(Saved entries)
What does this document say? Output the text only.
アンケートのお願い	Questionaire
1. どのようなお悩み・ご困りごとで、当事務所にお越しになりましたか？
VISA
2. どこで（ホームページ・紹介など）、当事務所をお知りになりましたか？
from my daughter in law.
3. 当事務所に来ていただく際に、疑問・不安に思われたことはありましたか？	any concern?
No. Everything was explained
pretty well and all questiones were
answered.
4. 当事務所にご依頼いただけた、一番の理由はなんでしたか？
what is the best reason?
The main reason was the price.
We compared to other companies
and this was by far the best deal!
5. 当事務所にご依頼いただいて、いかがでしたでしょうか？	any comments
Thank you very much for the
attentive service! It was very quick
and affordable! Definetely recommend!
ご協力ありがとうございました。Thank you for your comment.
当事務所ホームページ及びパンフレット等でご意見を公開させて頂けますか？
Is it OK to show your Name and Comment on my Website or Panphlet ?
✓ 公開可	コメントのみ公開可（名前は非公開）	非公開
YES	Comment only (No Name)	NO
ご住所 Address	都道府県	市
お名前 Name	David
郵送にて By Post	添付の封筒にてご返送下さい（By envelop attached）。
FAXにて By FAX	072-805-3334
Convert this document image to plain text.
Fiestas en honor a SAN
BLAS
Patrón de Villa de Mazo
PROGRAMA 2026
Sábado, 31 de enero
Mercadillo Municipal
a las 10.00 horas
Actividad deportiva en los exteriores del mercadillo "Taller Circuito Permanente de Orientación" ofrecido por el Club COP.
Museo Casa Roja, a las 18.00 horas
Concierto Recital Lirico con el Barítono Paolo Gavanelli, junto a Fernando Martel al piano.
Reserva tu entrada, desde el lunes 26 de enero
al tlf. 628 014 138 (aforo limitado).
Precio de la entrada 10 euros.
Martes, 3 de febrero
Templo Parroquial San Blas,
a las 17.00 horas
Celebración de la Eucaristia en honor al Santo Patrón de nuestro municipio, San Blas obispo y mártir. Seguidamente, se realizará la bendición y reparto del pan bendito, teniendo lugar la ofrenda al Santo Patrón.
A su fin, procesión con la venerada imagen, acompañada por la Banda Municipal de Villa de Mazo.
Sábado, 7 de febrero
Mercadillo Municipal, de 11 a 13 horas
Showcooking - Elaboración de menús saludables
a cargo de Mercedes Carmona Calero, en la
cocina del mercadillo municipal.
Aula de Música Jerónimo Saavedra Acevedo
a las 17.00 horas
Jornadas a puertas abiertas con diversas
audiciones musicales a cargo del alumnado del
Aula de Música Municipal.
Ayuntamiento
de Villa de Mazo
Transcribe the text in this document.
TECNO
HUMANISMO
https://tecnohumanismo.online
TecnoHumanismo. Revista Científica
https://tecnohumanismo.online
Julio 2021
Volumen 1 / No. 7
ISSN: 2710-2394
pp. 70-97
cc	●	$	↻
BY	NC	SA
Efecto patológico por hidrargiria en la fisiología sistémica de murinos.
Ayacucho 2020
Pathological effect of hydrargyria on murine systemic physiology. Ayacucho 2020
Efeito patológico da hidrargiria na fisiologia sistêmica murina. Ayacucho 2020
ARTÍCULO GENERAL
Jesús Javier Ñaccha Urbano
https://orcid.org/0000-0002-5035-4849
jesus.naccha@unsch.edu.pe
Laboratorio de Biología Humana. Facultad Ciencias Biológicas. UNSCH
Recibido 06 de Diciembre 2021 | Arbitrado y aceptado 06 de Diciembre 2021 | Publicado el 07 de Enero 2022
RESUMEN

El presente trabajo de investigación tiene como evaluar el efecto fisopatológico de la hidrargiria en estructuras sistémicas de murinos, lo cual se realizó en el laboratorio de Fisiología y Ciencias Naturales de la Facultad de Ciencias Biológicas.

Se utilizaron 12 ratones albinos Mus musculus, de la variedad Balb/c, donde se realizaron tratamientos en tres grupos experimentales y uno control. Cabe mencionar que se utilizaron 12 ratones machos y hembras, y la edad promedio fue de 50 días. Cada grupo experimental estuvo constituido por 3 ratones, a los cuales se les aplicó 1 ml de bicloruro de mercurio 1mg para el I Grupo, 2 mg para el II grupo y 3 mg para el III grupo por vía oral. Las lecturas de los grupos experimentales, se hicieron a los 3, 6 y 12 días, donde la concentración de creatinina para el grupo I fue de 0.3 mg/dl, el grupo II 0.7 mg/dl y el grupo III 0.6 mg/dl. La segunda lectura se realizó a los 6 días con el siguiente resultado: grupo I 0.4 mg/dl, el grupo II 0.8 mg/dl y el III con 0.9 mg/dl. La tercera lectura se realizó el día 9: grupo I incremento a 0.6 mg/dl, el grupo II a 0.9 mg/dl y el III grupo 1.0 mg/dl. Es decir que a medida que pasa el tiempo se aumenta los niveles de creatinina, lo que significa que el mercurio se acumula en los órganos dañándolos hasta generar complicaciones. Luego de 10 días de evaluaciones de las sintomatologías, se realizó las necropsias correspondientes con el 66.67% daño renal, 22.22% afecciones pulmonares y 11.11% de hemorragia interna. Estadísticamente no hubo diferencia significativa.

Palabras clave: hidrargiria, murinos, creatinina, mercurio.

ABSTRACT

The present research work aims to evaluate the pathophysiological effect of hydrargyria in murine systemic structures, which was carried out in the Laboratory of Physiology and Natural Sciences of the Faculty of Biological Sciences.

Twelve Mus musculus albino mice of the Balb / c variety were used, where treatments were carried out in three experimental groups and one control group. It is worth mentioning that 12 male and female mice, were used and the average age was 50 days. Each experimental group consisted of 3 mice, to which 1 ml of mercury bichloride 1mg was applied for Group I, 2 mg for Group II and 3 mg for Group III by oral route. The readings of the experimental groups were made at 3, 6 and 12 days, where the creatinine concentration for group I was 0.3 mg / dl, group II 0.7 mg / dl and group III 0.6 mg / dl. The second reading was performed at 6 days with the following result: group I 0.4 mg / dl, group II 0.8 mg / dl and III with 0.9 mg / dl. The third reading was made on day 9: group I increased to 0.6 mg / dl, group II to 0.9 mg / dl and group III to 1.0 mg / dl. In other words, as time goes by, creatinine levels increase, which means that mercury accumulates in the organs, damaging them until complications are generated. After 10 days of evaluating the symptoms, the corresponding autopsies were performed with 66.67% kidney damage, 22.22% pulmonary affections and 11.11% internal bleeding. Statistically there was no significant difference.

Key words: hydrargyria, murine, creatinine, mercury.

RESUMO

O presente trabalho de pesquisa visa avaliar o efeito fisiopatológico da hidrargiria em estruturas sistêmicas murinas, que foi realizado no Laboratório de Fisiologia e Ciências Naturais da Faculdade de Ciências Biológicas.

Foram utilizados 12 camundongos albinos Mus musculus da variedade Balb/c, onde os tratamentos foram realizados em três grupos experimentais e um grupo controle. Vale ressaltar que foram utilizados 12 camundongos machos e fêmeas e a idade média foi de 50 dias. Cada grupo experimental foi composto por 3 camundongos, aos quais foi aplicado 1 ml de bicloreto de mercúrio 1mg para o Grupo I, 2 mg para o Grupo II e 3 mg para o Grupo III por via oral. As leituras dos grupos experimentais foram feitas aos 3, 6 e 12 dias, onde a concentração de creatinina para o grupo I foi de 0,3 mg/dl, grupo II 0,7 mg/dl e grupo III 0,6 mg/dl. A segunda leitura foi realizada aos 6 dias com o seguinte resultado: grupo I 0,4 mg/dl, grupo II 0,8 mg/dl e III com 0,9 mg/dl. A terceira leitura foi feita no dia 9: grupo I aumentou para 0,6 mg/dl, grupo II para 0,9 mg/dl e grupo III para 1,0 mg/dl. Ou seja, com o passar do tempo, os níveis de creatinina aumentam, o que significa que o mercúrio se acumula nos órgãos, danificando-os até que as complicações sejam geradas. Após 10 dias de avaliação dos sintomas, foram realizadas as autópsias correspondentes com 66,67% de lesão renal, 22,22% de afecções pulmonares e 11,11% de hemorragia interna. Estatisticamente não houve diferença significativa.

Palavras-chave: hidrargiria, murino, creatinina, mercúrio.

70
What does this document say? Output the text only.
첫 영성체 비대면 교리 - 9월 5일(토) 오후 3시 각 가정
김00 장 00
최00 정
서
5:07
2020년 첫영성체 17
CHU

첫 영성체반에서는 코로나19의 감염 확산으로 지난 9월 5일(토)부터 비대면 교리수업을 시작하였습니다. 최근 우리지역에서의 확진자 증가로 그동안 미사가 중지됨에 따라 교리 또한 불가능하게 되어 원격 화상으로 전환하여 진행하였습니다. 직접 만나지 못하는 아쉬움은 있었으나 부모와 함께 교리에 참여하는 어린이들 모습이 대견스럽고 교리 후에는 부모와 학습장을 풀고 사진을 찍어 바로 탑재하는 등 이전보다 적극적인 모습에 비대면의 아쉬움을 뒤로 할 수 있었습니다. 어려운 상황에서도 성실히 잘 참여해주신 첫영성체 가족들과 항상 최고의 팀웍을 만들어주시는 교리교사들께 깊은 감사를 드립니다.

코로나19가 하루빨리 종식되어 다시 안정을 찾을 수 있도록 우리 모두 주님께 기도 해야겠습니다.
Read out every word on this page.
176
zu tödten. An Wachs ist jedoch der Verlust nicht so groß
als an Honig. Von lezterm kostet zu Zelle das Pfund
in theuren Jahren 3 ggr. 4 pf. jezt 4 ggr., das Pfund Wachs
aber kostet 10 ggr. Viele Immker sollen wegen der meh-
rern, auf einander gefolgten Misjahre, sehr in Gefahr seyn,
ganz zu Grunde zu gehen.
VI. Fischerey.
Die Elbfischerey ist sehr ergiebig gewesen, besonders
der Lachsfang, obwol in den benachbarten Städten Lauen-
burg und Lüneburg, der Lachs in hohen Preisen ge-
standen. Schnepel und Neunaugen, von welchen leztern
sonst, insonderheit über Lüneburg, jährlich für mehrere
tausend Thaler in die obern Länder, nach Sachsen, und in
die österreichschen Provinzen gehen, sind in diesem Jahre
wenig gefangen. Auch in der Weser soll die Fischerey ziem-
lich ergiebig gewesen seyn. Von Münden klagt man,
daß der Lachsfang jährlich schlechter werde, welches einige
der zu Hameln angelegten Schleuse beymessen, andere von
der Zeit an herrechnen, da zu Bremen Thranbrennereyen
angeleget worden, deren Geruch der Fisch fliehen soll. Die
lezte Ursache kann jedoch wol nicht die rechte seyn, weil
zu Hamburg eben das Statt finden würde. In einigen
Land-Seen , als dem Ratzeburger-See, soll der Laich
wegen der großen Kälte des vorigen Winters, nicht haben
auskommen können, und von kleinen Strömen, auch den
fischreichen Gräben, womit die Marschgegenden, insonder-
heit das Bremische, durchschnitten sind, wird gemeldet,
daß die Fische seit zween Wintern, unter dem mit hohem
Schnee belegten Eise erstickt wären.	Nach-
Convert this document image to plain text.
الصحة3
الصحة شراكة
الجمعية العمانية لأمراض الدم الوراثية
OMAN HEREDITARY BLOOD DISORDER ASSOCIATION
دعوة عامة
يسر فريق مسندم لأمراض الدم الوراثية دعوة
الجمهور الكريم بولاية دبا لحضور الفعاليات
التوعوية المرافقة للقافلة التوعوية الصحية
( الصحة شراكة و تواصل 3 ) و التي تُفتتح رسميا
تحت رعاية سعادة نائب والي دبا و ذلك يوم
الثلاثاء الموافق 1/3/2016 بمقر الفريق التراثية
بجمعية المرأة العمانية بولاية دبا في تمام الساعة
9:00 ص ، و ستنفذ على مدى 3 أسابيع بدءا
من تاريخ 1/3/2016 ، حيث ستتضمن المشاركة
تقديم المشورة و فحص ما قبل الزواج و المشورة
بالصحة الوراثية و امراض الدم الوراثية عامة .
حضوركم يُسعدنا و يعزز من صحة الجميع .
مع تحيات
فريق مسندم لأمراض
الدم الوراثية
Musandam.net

## Stated exercise
Copy each line of the entries that includes the word "best".

## Answer to the exercise
what is the best reason?
and this was by far the best deal!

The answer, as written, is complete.